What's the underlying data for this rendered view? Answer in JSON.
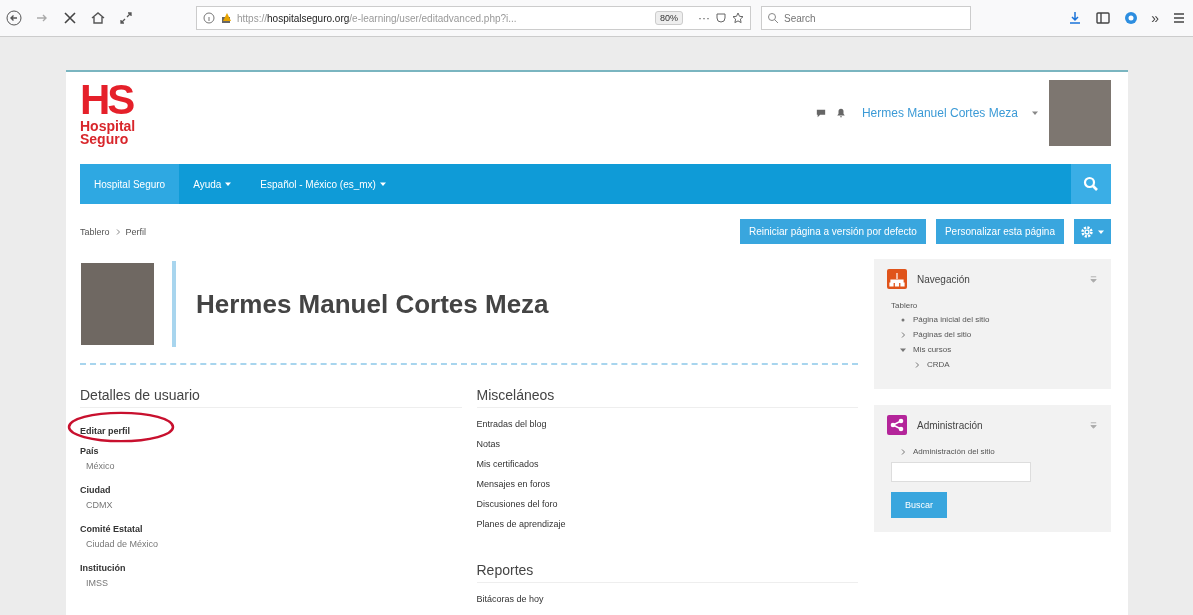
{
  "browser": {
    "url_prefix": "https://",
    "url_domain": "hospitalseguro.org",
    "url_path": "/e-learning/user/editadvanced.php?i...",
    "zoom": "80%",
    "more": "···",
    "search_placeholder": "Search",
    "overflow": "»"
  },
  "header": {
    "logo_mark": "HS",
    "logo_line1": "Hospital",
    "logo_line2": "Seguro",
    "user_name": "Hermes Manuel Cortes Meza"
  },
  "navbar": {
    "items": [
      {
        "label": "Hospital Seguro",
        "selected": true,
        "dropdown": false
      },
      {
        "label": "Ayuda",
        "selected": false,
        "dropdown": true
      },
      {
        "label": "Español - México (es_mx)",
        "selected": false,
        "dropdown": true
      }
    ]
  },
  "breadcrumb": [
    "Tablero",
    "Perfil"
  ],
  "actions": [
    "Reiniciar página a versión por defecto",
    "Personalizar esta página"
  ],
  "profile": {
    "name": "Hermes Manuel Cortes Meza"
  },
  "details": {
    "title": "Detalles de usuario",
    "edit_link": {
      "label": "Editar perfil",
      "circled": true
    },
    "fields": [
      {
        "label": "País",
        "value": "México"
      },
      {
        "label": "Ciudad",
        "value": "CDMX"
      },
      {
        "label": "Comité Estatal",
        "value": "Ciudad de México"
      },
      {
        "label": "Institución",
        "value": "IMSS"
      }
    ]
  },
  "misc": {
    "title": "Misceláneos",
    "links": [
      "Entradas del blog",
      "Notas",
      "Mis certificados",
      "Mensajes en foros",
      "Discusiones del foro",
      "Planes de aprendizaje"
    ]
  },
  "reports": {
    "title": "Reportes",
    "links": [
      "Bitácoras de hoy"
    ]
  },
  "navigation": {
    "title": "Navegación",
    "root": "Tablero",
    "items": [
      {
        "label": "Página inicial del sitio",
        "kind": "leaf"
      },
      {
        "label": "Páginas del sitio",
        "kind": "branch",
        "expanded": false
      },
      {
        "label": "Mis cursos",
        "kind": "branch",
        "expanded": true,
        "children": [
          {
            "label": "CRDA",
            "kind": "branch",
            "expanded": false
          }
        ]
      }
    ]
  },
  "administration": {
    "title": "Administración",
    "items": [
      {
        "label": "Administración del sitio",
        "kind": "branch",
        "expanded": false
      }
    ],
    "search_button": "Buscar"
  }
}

--

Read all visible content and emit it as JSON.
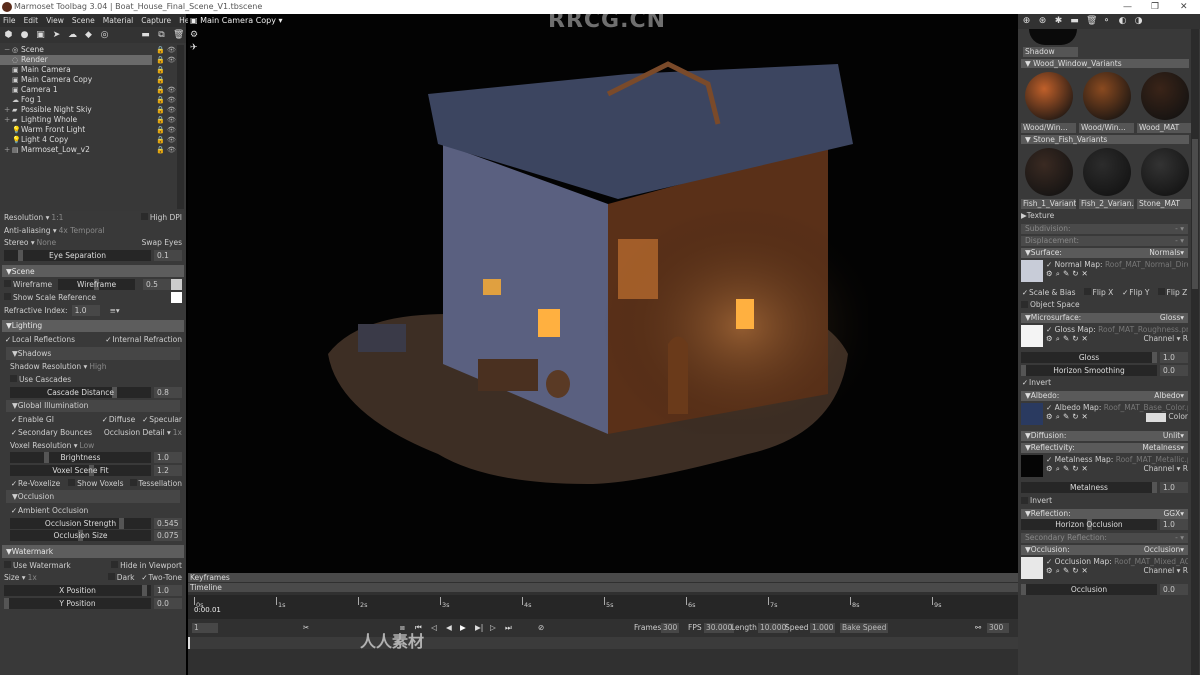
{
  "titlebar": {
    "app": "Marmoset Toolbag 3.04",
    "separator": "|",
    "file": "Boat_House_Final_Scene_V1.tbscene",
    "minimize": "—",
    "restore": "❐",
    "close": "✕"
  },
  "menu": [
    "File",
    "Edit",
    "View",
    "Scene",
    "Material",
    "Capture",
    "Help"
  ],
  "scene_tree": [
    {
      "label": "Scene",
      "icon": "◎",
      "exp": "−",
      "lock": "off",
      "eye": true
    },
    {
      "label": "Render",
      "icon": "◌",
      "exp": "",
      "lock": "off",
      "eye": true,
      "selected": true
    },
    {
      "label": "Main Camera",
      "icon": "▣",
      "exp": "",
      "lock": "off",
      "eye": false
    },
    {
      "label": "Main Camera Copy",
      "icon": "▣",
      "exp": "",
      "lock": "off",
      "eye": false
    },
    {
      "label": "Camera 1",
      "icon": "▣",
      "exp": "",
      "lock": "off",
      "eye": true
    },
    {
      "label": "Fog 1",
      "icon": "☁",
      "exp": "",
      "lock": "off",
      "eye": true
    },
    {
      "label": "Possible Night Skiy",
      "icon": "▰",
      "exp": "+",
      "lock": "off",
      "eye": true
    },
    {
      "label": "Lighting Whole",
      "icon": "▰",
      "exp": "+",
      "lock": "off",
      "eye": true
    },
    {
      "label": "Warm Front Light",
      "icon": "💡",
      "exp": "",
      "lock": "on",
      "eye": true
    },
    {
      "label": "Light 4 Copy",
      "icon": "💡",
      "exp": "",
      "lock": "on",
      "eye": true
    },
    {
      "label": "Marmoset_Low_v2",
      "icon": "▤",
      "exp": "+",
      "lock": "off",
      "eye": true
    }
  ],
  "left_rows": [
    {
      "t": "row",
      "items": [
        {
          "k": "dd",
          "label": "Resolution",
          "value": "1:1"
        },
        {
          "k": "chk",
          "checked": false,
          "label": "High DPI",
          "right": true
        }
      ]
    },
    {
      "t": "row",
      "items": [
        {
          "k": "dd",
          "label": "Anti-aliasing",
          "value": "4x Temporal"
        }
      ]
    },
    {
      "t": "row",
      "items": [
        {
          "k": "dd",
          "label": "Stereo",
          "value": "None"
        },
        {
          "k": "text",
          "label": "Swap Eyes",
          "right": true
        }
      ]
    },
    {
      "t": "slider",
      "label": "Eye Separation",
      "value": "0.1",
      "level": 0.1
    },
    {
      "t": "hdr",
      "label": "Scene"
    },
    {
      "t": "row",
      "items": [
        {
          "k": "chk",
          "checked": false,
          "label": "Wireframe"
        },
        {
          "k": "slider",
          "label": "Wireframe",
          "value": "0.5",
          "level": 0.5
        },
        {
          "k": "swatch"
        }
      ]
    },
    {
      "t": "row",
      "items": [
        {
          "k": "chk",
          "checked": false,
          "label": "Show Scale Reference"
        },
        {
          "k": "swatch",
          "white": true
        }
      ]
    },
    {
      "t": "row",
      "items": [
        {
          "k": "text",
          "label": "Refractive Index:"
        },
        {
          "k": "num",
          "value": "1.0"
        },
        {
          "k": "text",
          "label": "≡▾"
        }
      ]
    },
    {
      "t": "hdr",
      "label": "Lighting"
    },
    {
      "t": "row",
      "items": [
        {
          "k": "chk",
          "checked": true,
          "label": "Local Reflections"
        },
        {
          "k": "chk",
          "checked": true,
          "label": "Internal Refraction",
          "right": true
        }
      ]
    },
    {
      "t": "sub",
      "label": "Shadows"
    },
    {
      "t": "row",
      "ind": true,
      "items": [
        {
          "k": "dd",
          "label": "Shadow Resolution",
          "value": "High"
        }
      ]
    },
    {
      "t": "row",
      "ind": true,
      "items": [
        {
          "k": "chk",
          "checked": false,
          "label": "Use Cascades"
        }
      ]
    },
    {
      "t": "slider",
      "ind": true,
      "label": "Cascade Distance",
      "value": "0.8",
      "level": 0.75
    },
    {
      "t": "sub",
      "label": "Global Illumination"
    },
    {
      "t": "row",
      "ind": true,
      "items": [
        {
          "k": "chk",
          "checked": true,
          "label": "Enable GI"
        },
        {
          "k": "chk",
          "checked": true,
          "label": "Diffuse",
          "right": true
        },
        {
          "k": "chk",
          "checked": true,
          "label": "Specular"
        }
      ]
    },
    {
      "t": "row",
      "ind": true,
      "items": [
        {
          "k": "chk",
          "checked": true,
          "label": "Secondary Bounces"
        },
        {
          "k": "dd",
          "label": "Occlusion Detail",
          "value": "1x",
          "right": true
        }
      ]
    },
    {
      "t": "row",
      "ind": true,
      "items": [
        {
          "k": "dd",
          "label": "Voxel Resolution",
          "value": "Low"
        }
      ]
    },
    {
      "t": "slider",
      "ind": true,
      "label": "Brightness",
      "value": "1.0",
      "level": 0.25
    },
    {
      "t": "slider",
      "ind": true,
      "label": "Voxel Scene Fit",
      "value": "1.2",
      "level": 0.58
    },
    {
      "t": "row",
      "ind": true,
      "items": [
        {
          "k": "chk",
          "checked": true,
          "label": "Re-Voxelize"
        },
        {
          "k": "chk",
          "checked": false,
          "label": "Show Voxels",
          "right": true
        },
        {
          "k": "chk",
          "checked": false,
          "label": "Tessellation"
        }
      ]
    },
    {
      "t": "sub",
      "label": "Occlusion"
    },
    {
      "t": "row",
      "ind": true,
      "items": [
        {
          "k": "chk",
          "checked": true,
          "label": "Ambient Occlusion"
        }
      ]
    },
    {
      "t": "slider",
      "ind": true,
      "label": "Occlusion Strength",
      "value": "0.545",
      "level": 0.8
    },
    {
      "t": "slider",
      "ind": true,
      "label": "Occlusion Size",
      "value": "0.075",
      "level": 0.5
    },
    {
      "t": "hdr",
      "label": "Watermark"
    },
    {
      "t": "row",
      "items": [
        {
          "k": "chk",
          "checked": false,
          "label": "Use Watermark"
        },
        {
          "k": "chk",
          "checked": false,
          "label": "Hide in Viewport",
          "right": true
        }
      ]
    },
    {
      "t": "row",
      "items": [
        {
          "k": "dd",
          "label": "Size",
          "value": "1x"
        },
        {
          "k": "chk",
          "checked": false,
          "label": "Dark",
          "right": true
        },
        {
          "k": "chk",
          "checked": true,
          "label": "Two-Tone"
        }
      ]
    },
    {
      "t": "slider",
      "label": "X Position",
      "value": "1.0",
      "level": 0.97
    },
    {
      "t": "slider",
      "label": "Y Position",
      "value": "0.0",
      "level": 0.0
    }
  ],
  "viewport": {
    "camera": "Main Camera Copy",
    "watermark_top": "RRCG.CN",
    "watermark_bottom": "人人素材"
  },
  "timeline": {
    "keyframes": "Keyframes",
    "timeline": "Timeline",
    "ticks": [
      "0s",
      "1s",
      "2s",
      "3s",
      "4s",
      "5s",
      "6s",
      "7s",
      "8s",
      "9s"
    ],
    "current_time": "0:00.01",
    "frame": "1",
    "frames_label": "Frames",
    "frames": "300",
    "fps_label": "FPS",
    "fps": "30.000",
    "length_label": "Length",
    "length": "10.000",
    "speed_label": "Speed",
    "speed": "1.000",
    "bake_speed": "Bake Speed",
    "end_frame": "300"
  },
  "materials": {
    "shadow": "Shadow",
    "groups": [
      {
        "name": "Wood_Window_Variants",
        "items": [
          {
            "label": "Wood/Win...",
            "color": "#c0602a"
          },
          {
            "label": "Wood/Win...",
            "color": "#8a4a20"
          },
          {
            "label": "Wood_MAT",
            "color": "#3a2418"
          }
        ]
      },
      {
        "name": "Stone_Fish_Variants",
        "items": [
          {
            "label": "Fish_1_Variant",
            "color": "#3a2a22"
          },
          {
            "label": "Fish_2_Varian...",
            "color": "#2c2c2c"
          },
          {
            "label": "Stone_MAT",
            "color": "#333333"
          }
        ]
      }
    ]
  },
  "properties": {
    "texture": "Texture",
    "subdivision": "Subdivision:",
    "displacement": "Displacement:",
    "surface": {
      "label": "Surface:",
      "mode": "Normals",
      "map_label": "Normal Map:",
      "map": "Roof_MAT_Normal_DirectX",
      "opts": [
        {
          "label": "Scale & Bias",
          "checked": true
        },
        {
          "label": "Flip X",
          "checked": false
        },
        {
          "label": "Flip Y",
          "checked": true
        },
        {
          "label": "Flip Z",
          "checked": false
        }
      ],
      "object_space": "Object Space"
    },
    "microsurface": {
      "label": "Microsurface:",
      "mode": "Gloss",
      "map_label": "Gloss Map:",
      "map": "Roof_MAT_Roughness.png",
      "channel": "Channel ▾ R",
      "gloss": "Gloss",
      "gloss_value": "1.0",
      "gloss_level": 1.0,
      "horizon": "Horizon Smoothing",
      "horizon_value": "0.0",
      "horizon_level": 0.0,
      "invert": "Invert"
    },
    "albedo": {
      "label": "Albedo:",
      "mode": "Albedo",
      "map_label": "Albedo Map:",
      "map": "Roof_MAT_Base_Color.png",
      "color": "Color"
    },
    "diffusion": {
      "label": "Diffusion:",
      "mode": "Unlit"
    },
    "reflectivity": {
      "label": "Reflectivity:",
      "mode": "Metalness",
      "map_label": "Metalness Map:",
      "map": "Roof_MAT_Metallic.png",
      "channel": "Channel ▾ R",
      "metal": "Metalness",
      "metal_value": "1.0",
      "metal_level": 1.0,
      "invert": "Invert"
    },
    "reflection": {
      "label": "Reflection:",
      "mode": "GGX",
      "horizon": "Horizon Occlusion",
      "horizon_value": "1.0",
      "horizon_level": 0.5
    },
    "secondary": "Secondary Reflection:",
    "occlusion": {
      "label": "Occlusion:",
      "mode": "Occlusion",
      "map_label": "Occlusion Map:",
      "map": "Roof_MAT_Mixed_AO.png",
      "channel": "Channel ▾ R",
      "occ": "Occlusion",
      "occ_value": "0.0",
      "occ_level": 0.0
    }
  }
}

--

### Directive
Only a number is wanted: how many lines contain "Cortes"?

### Problem solution
2